# Exercise directions:
Identify all lines in the data containing the string "Output". Copy them out.

# Dataset records:
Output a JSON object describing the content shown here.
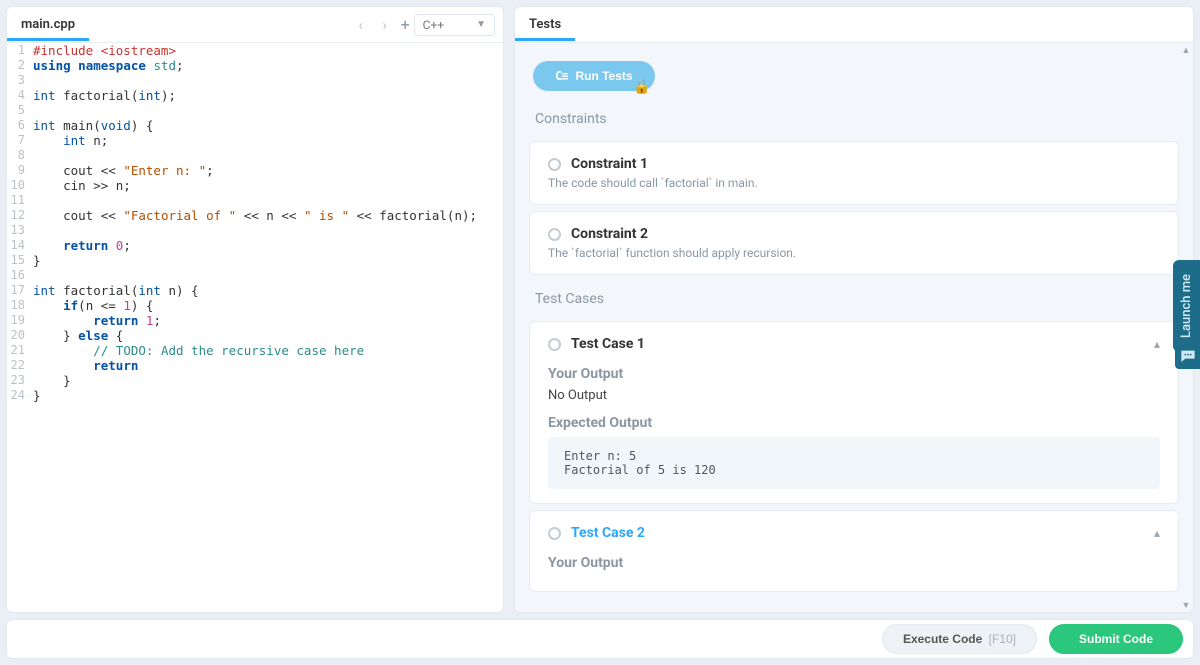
{
  "editor": {
    "filename": "main.cpp",
    "language": "C++",
    "lines": [
      [
        {
          "t": "preproc",
          "v": "#include <iostream>"
        }
      ],
      [
        {
          "t": "kw",
          "v": "using"
        },
        {
          "t": "text",
          "v": " "
        },
        {
          "t": "kw",
          "v": "namespace"
        },
        {
          "t": "text",
          "v": " "
        },
        {
          "t": "ns",
          "v": "std"
        },
        {
          "t": "text",
          "v": ";"
        }
      ],
      [],
      [
        {
          "t": "type",
          "v": "int"
        },
        {
          "t": "text",
          "v": " factorial("
        },
        {
          "t": "type",
          "v": "int"
        },
        {
          "t": "text",
          "v": ");"
        }
      ],
      [],
      [
        {
          "t": "type",
          "v": "int"
        },
        {
          "t": "text",
          "v": " main("
        },
        {
          "t": "type",
          "v": "void"
        },
        {
          "t": "text",
          "v": ") {"
        }
      ],
      [
        {
          "t": "text",
          "v": "    "
        },
        {
          "t": "type",
          "v": "int"
        },
        {
          "t": "text",
          "v": " n;"
        }
      ],
      [],
      [
        {
          "t": "text",
          "v": "    cout << "
        },
        {
          "t": "str",
          "v": "\"Enter n: \""
        },
        {
          "t": "text",
          "v": ";"
        }
      ],
      [
        {
          "t": "text",
          "v": "    cin >> n;"
        }
      ],
      [],
      [
        {
          "t": "text",
          "v": "    cout << "
        },
        {
          "t": "str",
          "v": "\"Factorial of \""
        },
        {
          "t": "text",
          "v": " << n << "
        },
        {
          "t": "str",
          "v": "\" is \""
        },
        {
          "t": "text",
          "v": " << factorial(n);"
        }
      ],
      [],
      [
        {
          "t": "text",
          "v": "    "
        },
        {
          "t": "kw",
          "v": "return"
        },
        {
          "t": "text",
          "v": " "
        },
        {
          "t": "num",
          "v": "0"
        },
        {
          "t": "text",
          "v": ";"
        }
      ],
      [
        {
          "t": "text",
          "v": "}"
        }
      ],
      [],
      [
        {
          "t": "type",
          "v": "int"
        },
        {
          "t": "text",
          "v": " factorial("
        },
        {
          "t": "type",
          "v": "int"
        },
        {
          "t": "text",
          "v": " n) {"
        }
      ],
      [
        {
          "t": "text",
          "v": "    "
        },
        {
          "t": "kw",
          "v": "if"
        },
        {
          "t": "text",
          "v": "(n <= "
        },
        {
          "t": "num",
          "v": "1"
        },
        {
          "t": "text",
          "v": ") {"
        }
      ],
      [
        {
          "t": "text",
          "v": "        "
        },
        {
          "t": "kw",
          "v": "return"
        },
        {
          "t": "text",
          "v": " "
        },
        {
          "t": "num",
          "v": "1"
        },
        {
          "t": "text",
          "v": ";"
        }
      ],
      [
        {
          "t": "text",
          "v": "    } "
        },
        {
          "t": "kw",
          "v": "else"
        },
        {
          "t": "text",
          "v": " {"
        }
      ],
      [
        {
          "t": "text",
          "v": "        "
        },
        {
          "t": "comment",
          "v": "// TODO: Add the recursive case here"
        }
      ],
      [
        {
          "t": "text",
          "v": "        "
        },
        {
          "t": "kw",
          "v": "return"
        }
      ],
      [
        {
          "t": "text",
          "v": "    }"
        }
      ],
      [
        {
          "t": "text",
          "v": "}"
        }
      ]
    ]
  },
  "tests": {
    "tab_label": "Tests",
    "run_button": "Run Tests",
    "constraints_header": "Constraints",
    "constraints": [
      {
        "title": "Constraint 1",
        "desc": "The code should call `factorial` in main."
      },
      {
        "title": "Constraint 2",
        "desc": "The `factorial` function should apply recursion."
      }
    ],
    "testcases_header": "Test Cases",
    "cases": [
      {
        "title": "Test Case 1",
        "your_output_label": "Your Output",
        "your_output": "No Output",
        "expected_label": "Expected Output",
        "expected": "Enter n: 5\nFactorial of 5 is 120",
        "highlight": false
      },
      {
        "title": "Test Case 2",
        "your_output_label": "Your Output",
        "highlight": true
      }
    ]
  },
  "footer": {
    "execute_label": "Execute Code",
    "execute_hint": "[F10]",
    "submit_label": "Submit Code"
  },
  "widgets": {
    "launch_me": "Launch me"
  }
}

# Worked solution:
Output a JSON object describing the content shown here.
        "your_output_label": "Your Output",
        "your_output": "No Output",
        "expected_label": "Expected Output",
        "your_output_label": "Your Output",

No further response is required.